►
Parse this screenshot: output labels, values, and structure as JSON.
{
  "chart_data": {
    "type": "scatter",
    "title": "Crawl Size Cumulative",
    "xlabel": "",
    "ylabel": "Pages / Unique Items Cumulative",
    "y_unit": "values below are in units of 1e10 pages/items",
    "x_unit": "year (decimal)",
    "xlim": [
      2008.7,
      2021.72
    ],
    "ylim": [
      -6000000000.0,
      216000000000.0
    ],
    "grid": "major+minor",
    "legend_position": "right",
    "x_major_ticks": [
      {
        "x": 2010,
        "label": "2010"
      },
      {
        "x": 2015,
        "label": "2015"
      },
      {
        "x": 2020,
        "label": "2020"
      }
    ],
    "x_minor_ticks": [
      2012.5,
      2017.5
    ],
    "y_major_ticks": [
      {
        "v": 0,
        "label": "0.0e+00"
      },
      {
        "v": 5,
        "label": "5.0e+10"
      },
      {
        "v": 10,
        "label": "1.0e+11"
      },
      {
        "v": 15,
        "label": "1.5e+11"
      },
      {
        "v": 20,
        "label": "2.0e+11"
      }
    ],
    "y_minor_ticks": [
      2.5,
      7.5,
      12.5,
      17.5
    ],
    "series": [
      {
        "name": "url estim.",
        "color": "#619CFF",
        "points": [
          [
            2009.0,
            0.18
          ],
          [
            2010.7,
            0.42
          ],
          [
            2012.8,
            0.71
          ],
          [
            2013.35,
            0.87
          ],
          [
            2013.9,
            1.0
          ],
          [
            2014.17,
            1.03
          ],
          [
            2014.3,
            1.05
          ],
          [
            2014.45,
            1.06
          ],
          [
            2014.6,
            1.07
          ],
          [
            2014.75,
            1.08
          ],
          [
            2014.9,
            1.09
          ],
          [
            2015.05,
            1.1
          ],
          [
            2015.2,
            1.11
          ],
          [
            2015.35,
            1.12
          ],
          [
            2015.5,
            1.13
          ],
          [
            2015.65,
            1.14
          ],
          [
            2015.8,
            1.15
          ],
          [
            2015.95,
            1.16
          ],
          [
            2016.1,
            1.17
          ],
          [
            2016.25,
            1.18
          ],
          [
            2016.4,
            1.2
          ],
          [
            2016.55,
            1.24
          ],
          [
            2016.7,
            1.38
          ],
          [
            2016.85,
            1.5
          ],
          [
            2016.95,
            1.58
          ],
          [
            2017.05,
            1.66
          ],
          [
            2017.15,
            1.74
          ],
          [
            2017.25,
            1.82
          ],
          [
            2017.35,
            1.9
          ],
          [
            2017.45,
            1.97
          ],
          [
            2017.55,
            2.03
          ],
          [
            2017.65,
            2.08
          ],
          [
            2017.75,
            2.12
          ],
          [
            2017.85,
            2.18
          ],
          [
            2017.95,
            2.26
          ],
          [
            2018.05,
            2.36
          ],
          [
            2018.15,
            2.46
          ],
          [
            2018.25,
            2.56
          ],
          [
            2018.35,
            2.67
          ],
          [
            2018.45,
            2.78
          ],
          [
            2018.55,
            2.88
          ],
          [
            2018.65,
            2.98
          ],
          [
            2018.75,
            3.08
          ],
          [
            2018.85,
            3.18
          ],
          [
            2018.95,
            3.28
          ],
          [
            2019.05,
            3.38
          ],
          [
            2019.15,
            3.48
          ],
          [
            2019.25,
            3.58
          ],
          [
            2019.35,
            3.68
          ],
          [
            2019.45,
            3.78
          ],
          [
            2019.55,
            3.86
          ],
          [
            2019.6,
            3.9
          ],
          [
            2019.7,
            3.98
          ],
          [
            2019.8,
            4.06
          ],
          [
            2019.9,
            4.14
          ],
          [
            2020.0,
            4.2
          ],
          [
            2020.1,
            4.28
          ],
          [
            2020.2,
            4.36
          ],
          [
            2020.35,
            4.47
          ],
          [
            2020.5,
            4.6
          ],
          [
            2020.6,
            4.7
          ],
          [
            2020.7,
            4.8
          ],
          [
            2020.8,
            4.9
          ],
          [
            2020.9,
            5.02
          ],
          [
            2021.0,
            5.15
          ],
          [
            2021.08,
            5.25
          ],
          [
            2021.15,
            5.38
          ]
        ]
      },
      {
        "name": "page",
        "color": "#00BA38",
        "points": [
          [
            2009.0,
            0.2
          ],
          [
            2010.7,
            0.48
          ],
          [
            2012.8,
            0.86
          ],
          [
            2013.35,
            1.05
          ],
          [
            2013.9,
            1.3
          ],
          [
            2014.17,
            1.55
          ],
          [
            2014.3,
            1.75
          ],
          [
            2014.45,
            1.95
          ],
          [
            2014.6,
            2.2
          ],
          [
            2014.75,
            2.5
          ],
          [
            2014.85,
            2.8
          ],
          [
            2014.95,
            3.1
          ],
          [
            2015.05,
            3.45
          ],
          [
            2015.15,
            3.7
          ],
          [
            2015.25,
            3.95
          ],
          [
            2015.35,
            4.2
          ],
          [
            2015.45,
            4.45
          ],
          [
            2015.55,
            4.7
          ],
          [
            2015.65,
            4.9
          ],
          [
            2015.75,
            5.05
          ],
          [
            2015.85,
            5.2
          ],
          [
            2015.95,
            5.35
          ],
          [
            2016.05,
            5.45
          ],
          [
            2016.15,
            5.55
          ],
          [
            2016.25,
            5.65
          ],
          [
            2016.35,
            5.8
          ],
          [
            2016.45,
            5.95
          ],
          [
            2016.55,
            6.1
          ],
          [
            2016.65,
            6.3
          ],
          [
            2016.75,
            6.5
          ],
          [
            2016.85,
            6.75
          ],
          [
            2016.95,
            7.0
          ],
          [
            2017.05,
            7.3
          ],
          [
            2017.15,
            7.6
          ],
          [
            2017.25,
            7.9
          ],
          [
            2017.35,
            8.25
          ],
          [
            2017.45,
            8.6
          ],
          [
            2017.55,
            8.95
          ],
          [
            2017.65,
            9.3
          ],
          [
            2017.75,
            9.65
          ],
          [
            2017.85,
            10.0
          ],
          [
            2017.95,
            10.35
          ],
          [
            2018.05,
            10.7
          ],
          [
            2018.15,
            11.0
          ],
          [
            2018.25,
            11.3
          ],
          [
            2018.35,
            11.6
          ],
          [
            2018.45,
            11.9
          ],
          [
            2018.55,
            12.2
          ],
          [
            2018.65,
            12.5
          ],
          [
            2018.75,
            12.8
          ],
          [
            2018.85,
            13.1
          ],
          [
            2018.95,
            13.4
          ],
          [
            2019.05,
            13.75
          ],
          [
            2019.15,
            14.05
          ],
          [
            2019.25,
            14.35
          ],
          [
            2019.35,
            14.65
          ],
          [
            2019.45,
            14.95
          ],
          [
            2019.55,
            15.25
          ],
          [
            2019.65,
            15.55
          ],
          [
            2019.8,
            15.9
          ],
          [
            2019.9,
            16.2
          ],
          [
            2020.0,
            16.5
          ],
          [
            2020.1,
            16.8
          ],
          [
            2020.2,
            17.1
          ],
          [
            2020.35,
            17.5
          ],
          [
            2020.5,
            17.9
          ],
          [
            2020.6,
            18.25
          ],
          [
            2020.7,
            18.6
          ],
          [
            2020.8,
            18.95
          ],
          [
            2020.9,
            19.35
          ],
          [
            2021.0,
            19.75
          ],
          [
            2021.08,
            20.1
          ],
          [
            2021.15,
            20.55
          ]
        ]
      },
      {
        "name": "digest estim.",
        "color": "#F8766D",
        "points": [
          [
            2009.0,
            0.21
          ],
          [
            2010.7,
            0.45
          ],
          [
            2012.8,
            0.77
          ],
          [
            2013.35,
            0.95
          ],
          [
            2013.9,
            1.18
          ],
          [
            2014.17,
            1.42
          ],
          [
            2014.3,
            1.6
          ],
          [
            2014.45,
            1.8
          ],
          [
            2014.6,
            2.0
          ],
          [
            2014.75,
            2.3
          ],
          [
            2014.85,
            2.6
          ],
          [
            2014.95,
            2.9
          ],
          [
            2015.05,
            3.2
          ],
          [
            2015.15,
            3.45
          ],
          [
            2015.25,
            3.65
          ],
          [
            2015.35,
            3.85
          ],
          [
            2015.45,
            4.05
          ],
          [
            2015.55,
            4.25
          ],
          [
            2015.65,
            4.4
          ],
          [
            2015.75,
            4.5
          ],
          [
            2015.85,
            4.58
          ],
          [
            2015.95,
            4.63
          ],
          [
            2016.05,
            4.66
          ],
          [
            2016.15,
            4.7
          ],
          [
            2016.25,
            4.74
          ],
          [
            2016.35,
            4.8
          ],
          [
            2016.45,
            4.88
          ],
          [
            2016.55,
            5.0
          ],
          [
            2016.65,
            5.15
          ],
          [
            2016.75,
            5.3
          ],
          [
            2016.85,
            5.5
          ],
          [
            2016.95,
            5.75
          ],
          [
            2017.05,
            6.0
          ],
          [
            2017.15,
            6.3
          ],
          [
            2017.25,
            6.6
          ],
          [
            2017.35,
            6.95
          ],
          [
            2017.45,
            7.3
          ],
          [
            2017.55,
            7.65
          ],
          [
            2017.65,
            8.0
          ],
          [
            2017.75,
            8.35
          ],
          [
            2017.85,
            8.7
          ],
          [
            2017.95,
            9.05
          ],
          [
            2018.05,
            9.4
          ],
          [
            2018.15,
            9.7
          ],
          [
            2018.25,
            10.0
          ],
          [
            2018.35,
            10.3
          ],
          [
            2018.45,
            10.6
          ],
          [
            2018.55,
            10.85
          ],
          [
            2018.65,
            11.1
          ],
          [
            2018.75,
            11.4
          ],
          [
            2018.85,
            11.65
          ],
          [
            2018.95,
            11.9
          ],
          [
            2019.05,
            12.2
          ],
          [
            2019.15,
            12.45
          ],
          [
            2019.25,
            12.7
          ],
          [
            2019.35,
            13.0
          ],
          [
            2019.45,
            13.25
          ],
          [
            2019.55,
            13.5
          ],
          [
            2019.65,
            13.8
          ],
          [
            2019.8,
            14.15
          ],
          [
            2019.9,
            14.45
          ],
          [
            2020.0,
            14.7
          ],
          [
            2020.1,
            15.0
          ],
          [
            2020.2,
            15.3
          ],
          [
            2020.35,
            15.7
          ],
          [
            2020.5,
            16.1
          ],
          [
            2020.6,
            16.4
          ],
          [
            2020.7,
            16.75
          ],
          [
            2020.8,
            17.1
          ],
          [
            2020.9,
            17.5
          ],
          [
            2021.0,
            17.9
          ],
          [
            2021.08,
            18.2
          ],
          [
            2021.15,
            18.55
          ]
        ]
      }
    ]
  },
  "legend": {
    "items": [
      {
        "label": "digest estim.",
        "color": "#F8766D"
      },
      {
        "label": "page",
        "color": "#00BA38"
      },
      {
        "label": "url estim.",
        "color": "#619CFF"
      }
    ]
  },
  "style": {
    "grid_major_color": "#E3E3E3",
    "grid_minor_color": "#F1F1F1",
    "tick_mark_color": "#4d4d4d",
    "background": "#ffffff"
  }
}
◄
[WHAT THE EXERCISE ASKS]: Pick out, from the lines above, every one that contains the string "estim".

[RESULT]:
        "name": "url estim.",
        "name": "digest estim.",
        "label": "digest estim.",
        "label": "url estim.",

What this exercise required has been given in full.